Each record must be retyped in full. No character may differ.

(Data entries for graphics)
++++

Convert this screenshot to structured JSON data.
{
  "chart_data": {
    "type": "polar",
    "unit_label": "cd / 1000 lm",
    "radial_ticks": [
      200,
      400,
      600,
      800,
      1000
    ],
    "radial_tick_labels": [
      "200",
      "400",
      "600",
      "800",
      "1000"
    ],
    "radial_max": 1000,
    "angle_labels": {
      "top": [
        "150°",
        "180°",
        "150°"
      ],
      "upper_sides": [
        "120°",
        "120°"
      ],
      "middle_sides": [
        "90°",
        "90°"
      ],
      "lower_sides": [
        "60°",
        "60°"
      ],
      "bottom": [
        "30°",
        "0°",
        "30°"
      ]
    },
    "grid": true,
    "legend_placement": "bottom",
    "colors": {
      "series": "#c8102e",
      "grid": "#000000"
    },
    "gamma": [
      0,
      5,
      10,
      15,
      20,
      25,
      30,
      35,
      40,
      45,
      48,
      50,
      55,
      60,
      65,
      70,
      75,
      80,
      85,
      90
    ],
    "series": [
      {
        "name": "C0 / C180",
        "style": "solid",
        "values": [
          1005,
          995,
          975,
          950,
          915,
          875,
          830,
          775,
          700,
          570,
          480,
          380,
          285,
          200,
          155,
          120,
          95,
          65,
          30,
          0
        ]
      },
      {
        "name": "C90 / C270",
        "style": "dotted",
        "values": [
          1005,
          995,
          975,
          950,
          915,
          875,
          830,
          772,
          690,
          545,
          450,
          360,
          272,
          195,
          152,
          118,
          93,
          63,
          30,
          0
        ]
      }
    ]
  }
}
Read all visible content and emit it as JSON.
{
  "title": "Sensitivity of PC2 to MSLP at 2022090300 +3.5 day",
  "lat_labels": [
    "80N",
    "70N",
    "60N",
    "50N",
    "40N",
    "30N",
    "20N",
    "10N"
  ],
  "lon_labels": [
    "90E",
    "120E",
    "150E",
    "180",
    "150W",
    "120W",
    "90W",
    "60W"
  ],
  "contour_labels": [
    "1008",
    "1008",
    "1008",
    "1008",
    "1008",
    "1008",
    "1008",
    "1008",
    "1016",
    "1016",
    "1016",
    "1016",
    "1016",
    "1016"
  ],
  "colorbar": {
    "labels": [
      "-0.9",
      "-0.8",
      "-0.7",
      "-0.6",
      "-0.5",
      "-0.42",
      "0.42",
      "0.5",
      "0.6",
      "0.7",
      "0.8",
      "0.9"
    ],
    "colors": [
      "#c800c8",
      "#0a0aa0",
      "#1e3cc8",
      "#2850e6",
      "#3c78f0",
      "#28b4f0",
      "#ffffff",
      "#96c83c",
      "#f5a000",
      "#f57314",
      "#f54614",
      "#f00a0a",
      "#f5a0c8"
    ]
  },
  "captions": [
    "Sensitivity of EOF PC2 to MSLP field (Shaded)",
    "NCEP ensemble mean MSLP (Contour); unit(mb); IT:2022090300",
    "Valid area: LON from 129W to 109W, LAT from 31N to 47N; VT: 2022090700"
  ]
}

++++

### Answer below:
Convert this screenshot to structured JSON data.
{
  "chart_data": {
    "type": "polar",
    "unit_label": "cd / 1000 lm",
    "radial_ticks": [
      200,
      400,
      600,
      800,
      1000
    ],
    "radial_tick_labels": [
      "200",
      "400",
      "600",
      "800",
      "1000"
    ],
    "radial_max": 1000,
    "angle_labels": {
      "top": [
        "150°",
        "180°",
        "150°"
      ],
      "upper_sides": [
        "120°",
        "120°"
      ],
      "middle_sides": [
        "90°",
        "90°"
      ],
      "lower_sides": [
        "60°",
        "60°"
      ],
      "bottom": [
        "30°",
        "0°",
        "30°"
      ]
    },
    "grid": true,
    "legend_placement": "bottom",
    "colors": {
      "series": "#c8102e",
      "grid": "#000000"
    },
    "gamma": [
      0,
      5,
      10,
      15,
      20,
      25,
      30,
      35,
      40,
      45,
      48,
      50,
      55,
      60,
      65,
      70,
      75,
      80,
      85,
      90
    ],
    "series": [
      {
        "name": "C0 / C180",
        "style": "solid",
        "values": [
          1005,
          995,
          975,
          950,
          915,
          875,
          830,
          775,
          700,
          570,
          480,
          380,
          285,
          200,
          155,
          120,
          95,
          65,
          30,
          0
        ]
      },
      {
        "name": "C90 / C270",
        "style": "dotted",
        "values": [
          1005,
          995,
          975,
          950,
          915,
          875,
          830,
          772,
          690,
          545,
          450,
          360,
          272,
          195,
          152,
          118,
          93,
          63,
          30,
          0
        ]
      }
    ]
  }
}
Read all visible content and emit it as JSON.
{
  "title": "Sensitivity of PC2 to MSLP at 2022090300 +3.5 day",
  "lat_labels": [
    "80N",
    "70N",
    "60N",
    "50N",
    "40N",
    "30N",
    "20N",
    "10N"
  ],
  "lon_labels": [
    "90E",
    "120E",
    "150E",
    "180",
    "150W",
    "120W",
    "90W",
    "60W"
  ],
  "contour_labels": [
    "1008",
    "1008",
    "1008",
    "1008",
    "1008",
    "1008",
    "1008",
    "1008",
    "1016",
    "1016",
    "1016",
    "1016",
    "1016",
    "1016"
  ],
  "colorbar": {
    "labels": [
      "-0.9",
      "-0.8",
      "-0.7",
      "-0.6",
      "-0.5",
      "-0.42",
      "0.42",
      "0.5",
      "0.6",
      "0.7",
      "0.8",
      "0.9"
    ],
    "colors": [
      "#c800c8",
      "#0a0aa0",
      "#1e3cc8",
      "#2850e6",
      "#3c78f0",
      "#28b4f0",
      "#ffffff",
      "#96c83c",
      "#f5a000",
      "#f57314",
      "#f54614",
      "#f00a0a",
      "#f5a0c8"
    ]
  },
  "captions": [
    "Sensitivity of EOF PC2 to MSLP field (Shaded)",
    "NCEP ensemble mean MSLP (Contour); unit(mb); IT:2022090300",
    "Valid area: LON from 129W to 109W, LAT from 31N to 47N; VT: 2022090700"
  ]
}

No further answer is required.